# Records for processing
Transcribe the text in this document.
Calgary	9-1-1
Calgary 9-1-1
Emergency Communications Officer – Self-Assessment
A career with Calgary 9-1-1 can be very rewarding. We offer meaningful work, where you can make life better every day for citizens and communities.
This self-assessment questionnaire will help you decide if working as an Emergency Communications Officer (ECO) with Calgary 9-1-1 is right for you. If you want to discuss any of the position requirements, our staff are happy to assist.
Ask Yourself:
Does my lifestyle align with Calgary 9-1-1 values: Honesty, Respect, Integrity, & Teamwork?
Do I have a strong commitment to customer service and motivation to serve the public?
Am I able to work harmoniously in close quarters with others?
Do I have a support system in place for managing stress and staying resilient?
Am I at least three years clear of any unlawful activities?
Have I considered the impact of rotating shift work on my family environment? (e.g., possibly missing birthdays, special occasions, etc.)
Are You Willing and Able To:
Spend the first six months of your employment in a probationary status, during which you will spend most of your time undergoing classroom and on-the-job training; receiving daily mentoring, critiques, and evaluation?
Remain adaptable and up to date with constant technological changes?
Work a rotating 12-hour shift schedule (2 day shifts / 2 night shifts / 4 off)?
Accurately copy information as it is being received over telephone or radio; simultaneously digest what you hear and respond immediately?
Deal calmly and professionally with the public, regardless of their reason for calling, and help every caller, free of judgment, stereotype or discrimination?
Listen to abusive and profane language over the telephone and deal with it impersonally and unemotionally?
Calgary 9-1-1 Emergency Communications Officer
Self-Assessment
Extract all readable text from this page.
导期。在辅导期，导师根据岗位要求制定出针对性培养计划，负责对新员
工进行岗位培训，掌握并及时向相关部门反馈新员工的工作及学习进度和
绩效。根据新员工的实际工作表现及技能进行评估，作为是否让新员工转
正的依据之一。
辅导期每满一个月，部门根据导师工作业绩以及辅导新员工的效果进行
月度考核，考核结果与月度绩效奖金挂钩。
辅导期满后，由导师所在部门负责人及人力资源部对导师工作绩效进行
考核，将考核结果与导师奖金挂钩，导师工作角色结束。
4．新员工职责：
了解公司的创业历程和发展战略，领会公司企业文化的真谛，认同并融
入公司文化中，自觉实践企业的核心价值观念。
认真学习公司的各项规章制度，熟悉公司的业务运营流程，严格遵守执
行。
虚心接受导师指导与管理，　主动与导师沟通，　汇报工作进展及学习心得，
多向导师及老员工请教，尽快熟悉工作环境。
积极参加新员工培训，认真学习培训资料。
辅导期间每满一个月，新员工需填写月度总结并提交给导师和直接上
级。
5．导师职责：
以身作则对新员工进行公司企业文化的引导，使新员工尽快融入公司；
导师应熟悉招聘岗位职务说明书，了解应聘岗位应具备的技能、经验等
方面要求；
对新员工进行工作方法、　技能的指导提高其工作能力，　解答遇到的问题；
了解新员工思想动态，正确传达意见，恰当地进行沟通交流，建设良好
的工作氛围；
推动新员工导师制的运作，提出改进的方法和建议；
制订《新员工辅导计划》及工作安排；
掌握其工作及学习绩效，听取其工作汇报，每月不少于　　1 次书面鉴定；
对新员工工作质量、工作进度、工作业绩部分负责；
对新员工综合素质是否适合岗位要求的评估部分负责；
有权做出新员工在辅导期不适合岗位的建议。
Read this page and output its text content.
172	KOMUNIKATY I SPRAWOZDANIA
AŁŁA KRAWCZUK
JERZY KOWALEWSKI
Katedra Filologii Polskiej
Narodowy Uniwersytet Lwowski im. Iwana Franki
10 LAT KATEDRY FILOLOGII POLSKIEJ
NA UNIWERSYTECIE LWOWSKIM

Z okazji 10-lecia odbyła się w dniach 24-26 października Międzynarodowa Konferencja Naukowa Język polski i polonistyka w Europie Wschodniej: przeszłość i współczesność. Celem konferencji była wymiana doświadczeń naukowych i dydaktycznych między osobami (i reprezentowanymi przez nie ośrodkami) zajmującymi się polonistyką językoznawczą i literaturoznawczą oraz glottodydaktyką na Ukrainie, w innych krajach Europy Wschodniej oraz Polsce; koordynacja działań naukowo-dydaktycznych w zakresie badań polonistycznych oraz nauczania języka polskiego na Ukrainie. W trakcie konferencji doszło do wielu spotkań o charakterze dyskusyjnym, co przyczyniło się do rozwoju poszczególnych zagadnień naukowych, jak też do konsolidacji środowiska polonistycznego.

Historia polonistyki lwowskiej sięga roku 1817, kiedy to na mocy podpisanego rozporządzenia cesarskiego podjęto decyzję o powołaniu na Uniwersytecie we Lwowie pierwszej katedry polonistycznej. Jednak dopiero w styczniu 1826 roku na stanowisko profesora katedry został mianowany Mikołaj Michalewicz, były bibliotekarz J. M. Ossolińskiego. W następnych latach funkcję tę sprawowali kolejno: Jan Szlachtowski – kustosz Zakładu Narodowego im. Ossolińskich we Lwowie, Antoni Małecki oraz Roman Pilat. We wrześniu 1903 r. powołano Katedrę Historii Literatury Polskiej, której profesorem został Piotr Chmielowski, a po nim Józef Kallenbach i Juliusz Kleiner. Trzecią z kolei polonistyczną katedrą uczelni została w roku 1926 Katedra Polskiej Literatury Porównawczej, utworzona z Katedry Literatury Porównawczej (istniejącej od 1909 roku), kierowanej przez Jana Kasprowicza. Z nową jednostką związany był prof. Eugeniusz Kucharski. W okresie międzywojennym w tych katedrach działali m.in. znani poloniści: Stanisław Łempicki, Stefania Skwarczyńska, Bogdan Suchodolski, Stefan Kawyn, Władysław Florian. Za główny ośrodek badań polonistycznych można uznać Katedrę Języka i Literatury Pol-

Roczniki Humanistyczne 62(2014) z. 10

# Exercise description
Copy each line of the data above without altering a single character.

# Task answer
Transcribe the text in this document.
Calgary	9-1-1
Calgary 9-1-1
Emergency Communications Officer – Self-Assessment
A career with Calgary 9-1-1 can be very rewarding. We offer meaningful work, where you can make life better every day for citizens and communities.
This self-assessment questionnaire will help you decide if working as an Emergency Communications Officer (ECO) with Calgary 9-1-1 is right for you. If you want to discuss any of the position requirements, our staff are happy to assist.
Ask Yourself:
Does my lifestyle align with Calgary 9-1-1 values: Honesty, Respect, Integrity, & Teamwork?
Do I have a strong commitment to customer service and motivation to serve the public?
Am I able to work harmoniously in close quarters with others?
Do I have a support system in place for managing stress and staying resilient?
Am I at least three years clear of any unlawful activities?
Have I considered the impact of rotating shift work on my family environment? (e.g., possibly missing birthdays, special occasions, etc.)
Are You Willing and Able To:
Spend the first six months of your employment in a probationary status, during which you will spend most of your time undergoing classroom and on-the-job training; receiving daily mentoring, critiques, and evaluation?
Remain adaptable and up to date with constant technological changes?
Work a rotating 12-hour shift schedule (2 day shifts / 2 night shifts / 4 off)?
Accurately copy information as it is being received over telephone or radio; simultaneously digest what you hear and respond immediately?
Deal calmly and professionally with the public, regardless of their reason for calling, and help every caller, free of judgment, stereotype or discrimination?
Listen to abusive and profane language over the telephone and deal with it impersonally and unemotionally?
Calgary 9-1-1 Emergency Communications Officer
Self-Assessment
Extract all readable text from this page.
导期。在辅导期，导师根据岗位要求制定出针对性培养计划，负责对新员
工进行岗位培训，掌握并及时向相关部门反馈新员工的工作及学习进度和
绩效。根据新员工的实际工作表现及技能进行评估，作为是否让新员工转
正的依据之一。
辅导期每满一个月，部门根据导师工作业绩以及辅导新员工的效果进行
月度考核，考核结果与月度绩效奖金挂钩。
辅导期满后，由导师所在部门负责人及人力资源部对导师工作绩效进行
考核，将考核结果与导师奖金挂钩，导师工作角色结束。
4．新员工职责：
了解公司的创业历程和发展战略，领会公司企业文化的真谛，认同并融
入公司文化中，自觉实践企业的核心价值观念。
认真学习公司的各项规章制度，熟悉公司的业务运营流程，严格遵守执
行。
虚心接受导师指导与管理，　主动与导师沟通，　汇报工作进展及学习心得，
多向导师及老员工请教，尽快熟悉工作环境。
积极参加新员工培训，认真学习培训资料。
辅导期间每满一个月，新员工需填写月度总结并提交给导师和直接上
级。
5．导师职责：
以身作则对新员工进行公司企业文化的引导，使新员工尽快融入公司；
导师应熟悉招聘岗位职务说明书，了解应聘岗位应具备的技能、经验等
方面要求；
对新员工进行工作方法、　技能的指导提高其工作能力，　解答遇到的问题；
了解新员工思想动态，正确传达意见，恰当地进行沟通交流，建设良好
的工作氛围；
推动新员工导师制的运作，提出改进的方法和建议；
制订《新员工辅导计划》及工作安排；
掌握其工作及学习绩效，听取其工作汇报，每月不少于　　1 次书面鉴定；
对新员工工作质量、工作进度、工作业绩部分负责；
对新员工综合素质是否适合岗位要求的评估部分负责；
有权做出新员工在辅导期不适合岗位的建议。
Read this page and output its text content.
172	KOMUNIKATY I SPRAWOZDANIA
AŁŁA KRAWCZUK
JERZY KOWALEWSKI
Katedra Filologii Polskiej
Narodowy Uniwersytet Lwowski im. Iwana Franki
10 LAT KATEDRY FILOLOGII POLSKIEJ
NA UNIWERSYTECIE LWOWSKIM

Z okazji 10-lecia odbyła się w dniach 24-26 października Międzynarodowa Konferencja Naukowa Język polski i polonistyka w Europie Wschodniej: przeszłość i współczesność. Celem konferencji była wymiana doświadczeń naukowych i dydaktycznych między osobami (i reprezentowanymi przez nie ośrodkami) zajmującymi się polonistyką językoznawczą i literaturoznawczą oraz glottodydaktyką na Ukrainie, w innych krajach Europy Wschodniej oraz Polsce; koordynacja działań naukowo-dydaktycznych w zakresie badań polonistycznych oraz nauczania języka polskiego na Ukrainie. W trakcie konferencji doszło do wielu spotkań o charakterze dyskusyjnym, co przyczyniło się do rozwoju poszczególnych zagadnień naukowych, jak też do konsolidacji środowiska polonistycznego.

Historia polonistyki lwowskiej sięga roku 1817, kiedy to na mocy podpisanego rozporządzenia cesarskiego podjęto decyzję o powołaniu na Uniwersytecie we Lwowie pierwszej katedry polonistycznej. Jednak dopiero w styczniu 1826 roku na stanowisko profesora katedry został mianowany Mikołaj Michalewicz, były bibliotekarz J. M. Ossolińskiego. W następnych latach funkcję tę sprawowali kolejno: Jan Szlachtowski – kustosz Zakładu Narodowego im. Ossolińskich we Lwowie, Antoni Małecki oraz Roman Pilat. We wrześniu 1903 r. powołano Katedrę Historii Literatury Polskiej, której profesorem został Piotr Chmielowski, a po nim Józef Kallenbach i Juliusz Kleiner. Trzecią z kolei polonistyczną katedrą uczelni została w roku 1926 Katedra Polskiej Literatury Porównawczej, utworzona z Katedry Literatury Porównawczej (istniejącej od 1909 roku), kierowanej przez Jana Kasprowicza. Z nową jednostką związany był prof. Eugeniusz Kucharski. W okresie międzywojennym w tych katedrach działali m.in. znani poloniści: Stanisław Łempicki, Stefania Skwarczyńska, Bogdan Suchodolski, Stefan Kawyn, Władysław Florian. Za główny ośrodek badań polonistycznych można uznać Katedrę Języka i Literatury Pol-

Roczniki Humanistyczne 62(2014) z. 10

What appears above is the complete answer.